WHAT THE TASK REQUIRES: Every record must be repeated exactly, with no omission.

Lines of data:
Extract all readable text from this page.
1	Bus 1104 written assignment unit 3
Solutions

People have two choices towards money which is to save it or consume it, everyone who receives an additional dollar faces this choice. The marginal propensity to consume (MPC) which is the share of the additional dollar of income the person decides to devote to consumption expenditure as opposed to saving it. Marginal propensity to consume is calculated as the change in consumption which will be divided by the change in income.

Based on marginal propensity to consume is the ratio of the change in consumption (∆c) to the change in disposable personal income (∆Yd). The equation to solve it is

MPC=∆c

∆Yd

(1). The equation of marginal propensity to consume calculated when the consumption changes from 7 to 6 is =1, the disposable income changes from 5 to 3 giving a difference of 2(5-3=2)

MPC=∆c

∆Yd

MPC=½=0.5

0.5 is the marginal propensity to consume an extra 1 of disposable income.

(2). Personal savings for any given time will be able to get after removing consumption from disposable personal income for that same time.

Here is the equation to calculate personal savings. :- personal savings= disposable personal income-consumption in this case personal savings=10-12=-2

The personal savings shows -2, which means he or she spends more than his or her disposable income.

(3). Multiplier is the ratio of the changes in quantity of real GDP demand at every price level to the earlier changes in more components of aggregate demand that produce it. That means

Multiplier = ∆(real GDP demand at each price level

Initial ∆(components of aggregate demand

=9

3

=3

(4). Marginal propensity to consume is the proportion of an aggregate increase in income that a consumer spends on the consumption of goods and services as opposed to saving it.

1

ANSWER BELOW:
Extract all readable text from this page.
1	Bus 1104 written assignment unit 3
Solutions

People have two choices towards money which is to save it or consume it, everyone who receives an additional dollar faces this choice. The marginal propensity to consume (MPC) which is the share of the additional dollar of income the person decides to devote to consumption expenditure as opposed to saving it. Marginal propensity to consume is calculated as the change in consumption which will be divided by the change in income.

Based on marginal propensity to consume is the ratio of the change in consumption (∆c) to the change in disposable personal income (∆Yd). The equation to solve it is

MPC=∆c

∆Yd

(1). The equation of marginal propensity to consume calculated when the consumption changes from 7 to 6 is =1, the disposable income changes from 5 to 3 giving a difference of 2(5-3=2)

MPC=∆c

∆Yd

MPC=½=0.5

0.5 is the marginal propensity to consume an extra 1 of disposable income.

(2). Personal savings for any given time will be able to get after removing consumption from disposable personal income for that same time.

Here is the equation to calculate personal savings. :- personal savings= disposable personal income-consumption in this case personal savings=10-12=-2

The personal savings shows -2, which means he or she spends more than his or her disposable income.

(3). Multiplier is the ratio of the changes in quantity of real GDP demand at every price level to the earlier changes in more components of aggregate demand that produce it. That means

Multiplier = ∆(real GDP demand at each price level

Initial ∆(components of aggregate demand

=9

3

=3

(4). Marginal propensity to consume is the proportion of an aggregate increase in income that a consumer spends on the consumption of goods and services as opposed to saving it.

1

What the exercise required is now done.